**Work to do**: Show all lines from the data that include the word "AutoCAD".

**Recorded data**:
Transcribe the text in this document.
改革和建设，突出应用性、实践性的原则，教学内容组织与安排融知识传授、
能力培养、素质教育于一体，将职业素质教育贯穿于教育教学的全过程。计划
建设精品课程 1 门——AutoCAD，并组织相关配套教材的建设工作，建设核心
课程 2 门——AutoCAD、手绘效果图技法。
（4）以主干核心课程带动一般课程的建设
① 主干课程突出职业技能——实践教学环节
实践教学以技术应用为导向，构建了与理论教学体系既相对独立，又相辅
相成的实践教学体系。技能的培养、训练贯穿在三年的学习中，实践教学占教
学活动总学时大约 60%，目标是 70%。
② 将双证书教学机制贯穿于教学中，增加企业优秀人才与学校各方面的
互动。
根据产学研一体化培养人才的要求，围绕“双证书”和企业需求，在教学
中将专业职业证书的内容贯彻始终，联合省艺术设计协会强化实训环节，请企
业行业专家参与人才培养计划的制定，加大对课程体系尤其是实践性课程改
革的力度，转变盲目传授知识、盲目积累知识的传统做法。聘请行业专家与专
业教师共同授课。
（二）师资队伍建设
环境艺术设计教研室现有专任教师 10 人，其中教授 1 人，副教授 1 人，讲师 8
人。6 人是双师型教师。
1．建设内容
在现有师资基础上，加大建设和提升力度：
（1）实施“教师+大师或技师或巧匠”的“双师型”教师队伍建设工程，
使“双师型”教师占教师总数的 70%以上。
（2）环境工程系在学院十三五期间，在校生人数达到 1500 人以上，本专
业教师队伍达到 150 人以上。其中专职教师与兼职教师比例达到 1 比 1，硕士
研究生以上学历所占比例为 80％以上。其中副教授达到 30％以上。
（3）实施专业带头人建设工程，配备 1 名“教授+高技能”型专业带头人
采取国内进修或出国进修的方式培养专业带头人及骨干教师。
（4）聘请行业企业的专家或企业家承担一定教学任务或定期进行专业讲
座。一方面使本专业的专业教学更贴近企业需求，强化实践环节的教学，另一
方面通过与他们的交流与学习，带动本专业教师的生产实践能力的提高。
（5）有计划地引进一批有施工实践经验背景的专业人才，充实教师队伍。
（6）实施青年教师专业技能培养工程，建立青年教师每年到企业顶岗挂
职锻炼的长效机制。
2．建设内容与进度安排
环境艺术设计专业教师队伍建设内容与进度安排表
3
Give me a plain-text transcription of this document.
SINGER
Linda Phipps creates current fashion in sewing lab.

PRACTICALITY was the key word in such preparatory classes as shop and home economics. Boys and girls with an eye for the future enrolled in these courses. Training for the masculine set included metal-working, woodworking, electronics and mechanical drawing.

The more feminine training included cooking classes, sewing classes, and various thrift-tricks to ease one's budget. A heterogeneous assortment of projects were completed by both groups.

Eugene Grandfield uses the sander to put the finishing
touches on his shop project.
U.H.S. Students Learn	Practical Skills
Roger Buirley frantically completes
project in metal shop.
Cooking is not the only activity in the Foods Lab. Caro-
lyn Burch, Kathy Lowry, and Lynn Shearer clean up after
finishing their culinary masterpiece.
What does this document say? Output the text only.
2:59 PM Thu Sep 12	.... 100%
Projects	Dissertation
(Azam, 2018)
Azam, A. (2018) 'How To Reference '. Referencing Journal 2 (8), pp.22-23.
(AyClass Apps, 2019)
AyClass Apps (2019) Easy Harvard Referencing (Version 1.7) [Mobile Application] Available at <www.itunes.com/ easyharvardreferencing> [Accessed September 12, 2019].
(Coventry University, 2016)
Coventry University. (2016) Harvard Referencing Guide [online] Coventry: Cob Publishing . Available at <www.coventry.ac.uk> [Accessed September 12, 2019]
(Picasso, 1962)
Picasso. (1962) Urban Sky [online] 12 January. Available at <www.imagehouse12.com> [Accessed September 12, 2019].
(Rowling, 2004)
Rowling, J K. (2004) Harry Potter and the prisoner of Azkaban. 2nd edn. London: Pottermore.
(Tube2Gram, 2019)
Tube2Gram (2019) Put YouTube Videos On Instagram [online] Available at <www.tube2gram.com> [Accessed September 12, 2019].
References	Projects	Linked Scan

**The response**:
建设精品课程 1 门——AutoCAD，并组织相关配套教材的建设工作，建设核心
课程 2 门——AutoCAD、手绘效果图技法。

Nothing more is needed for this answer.